*** DATA EXTRACT

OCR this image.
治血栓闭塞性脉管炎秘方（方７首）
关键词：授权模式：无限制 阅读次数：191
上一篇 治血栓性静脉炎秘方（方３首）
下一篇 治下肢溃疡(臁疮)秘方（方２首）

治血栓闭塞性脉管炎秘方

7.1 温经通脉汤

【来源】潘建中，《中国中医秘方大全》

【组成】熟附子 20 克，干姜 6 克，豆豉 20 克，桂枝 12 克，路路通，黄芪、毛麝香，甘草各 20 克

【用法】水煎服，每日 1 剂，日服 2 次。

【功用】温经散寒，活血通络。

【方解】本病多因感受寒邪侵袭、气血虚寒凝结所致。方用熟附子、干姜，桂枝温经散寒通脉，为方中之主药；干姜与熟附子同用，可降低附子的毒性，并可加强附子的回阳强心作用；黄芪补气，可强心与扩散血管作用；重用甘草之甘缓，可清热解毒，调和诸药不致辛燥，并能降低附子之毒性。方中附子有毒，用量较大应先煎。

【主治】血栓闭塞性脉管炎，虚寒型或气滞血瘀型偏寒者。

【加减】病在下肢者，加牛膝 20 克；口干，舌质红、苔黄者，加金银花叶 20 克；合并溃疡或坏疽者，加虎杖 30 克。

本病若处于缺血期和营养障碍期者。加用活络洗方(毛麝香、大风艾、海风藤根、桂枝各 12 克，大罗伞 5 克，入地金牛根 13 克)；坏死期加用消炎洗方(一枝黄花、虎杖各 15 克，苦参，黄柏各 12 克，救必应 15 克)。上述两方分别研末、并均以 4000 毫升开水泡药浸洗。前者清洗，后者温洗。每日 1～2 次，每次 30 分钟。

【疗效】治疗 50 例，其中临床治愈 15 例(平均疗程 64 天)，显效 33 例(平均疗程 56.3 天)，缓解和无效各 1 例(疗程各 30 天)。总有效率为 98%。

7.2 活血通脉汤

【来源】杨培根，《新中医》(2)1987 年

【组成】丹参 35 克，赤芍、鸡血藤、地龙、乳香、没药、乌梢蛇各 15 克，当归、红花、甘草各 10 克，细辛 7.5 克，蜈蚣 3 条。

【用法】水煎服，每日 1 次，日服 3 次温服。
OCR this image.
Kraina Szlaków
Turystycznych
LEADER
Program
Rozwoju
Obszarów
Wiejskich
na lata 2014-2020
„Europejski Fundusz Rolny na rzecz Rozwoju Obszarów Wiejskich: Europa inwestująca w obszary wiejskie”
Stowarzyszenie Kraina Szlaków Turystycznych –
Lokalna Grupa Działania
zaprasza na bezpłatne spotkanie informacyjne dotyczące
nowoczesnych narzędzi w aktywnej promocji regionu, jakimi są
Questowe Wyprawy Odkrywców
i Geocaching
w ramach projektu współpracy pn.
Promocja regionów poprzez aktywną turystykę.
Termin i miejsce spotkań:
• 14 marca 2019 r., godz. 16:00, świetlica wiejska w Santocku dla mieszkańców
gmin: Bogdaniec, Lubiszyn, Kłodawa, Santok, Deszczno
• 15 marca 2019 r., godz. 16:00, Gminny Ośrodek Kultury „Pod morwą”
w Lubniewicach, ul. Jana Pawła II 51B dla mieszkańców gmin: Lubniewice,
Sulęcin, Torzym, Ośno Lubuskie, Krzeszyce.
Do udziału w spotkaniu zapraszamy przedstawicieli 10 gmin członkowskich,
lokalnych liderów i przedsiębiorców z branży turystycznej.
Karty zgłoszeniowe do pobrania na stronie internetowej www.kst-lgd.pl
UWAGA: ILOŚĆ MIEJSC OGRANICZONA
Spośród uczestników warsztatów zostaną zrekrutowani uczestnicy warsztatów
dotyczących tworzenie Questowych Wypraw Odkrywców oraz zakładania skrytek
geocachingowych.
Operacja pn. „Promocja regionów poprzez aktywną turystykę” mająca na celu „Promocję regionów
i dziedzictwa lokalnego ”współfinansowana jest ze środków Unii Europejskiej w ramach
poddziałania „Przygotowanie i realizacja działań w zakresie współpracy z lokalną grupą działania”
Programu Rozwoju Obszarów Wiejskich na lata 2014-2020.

******

== WRITTEN INSTRUCTION ==
Your task is to repeat each line of the material exactly.

== RESULT BELOW ==
OCR this image.
治血栓闭塞性脉管炎秘方（方７首）
关键词：授权模式：无限制 阅读次数：191
上一篇 治血栓性静脉炎秘方（方３首）
下一篇 治下肢溃疡(臁疮)秘方（方２首）

治血栓闭塞性脉管炎秘方

7.1 温经通脉汤

【来源】潘建中，《中国中医秘方大全》

【组成】熟附子 20 克，干姜 6 克，豆豉 20 克，桂枝 12 克，路路通，黄芪、毛麝香，甘草各 20 克

【用法】水煎服，每日 1 剂，日服 2 次。

【功用】温经散寒，活血通络。

【方解】本病多因感受寒邪侵袭、气血虚寒凝结所致。方用熟附子、干姜，桂枝温经散寒通脉，为方中之主药；干姜与熟附子同用，可降低附子的毒性，并可加强附子的回阳强心作用；黄芪补气，可强心与扩散血管作用；重用甘草之甘缓，可清热解毒，调和诸药不致辛燥，并能降低附子之毒性。方中附子有毒，用量较大应先煎。

【主治】血栓闭塞性脉管炎，虚寒型或气滞血瘀型偏寒者。

【加减】病在下肢者，加牛膝 20 克；口干，舌质红、苔黄者，加金银花叶 20 克；合并溃疡或坏疽者，加虎杖 30 克。

本病若处于缺血期和营养障碍期者。加用活络洗方(毛麝香、大风艾、海风藤根、桂枝各 12 克，大罗伞 5 克，入地金牛根 13 克)；坏死期加用消炎洗方(一枝黄花、虎杖各 15 克，苦参，黄柏各 12 克，救必应 15 克)。上述两方分别研末、并均以 4000 毫升开水泡药浸洗。前者清洗，后者温洗。每日 1～2 次，每次 30 分钟。

【疗效】治疗 50 例，其中临床治愈 15 例(平均疗程 64 天)，显效 33 例(平均疗程 56.3 天)，缓解和无效各 1 例(疗程各 30 天)。总有效率为 98%。

7.2 活血通脉汤

【来源】杨培根，《新中医》(2)1987 年

【组成】丹参 35 克，赤芍、鸡血藤、地龙、乳香、没药、乌梢蛇各 15 克，当归、红花、甘草各 10 克，细辛 7.5 克，蜈蚣 3 条。

【用法】水煎服，每日 1 次，日服 3 次温服。
OCR this image.
Kraina Szlaków
Turystycznych
LEADER
Program
Rozwoju
Obszarów
Wiejskich
na lata 2014-2020
„Europejski Fundusz Rolny na rzecz Rozwoju Obszarów Wiejskich: Europa inwestująca w obszary wiejskie”
Stowarzyszenie Kraina Szlaków Turystycznych –
Lokalna Grupa Działania
zaprasza na bezpłatne spotkanie informacyjne dotyczące
nowoczesnych narzędzi w aktywnej promocji regionu, jakimi są
Questowe Wyprawy Odkrywców
i Geocaching
w ramach projektu współpracy pn.
Promocja regionów poprzez aktywną turystykę.
Termin i miejsce spotkań:
• 14 marca 2019 r., godz. 16:00, świetlica wiejska w Santocku dla mieszkańców
gmin: Bogdaniec, Lubiszyn, Kłodawa, Santok, Deszczno
• 15 marca 2019 r., godz. 16:00, Gminny Ośrodek Kultury „Pod morwą”
w Lubniewicach, ul. Jana Pawła II 51B dla mieszkańców gmin: Lubniewice,
Sulęcin, Torzym, Ośno Lubuskie, Krzeszyce.
Do udziału w spotkaniu zapraszamy przedstawicieli 10 gmin członkowskich,
lokalnych liderów i przedsiębiorców z branży turystycznej.
Karty zgłoszeniowe do pobrania na stronie internetowej www.kst-lgd.pl
UWAGA: ILOŚĆ MIEJSC OGRANICZONA
Spośród uczestników warsztatów zostaną zrekrutowani uczestnicy warsztatów
dotyczących tworzenie Questowych Wypraw Odkrywców oraz zakładania skrytek
geocachingowych.
Operacja pn. „Promocja regionów poprzez aktywną turystykę” mająca na celu „Promocję regionów
i dziedzictwa lokalnego ”współfinansowana jest ze środków Unii Europejskiej w ramach
poddziałania „Przygotowanie i realizacja działań w zakresie współpracy z lokalną grupą działania”
Programu Rozwoju Obszarów Wiejskich na lata 2014-2020.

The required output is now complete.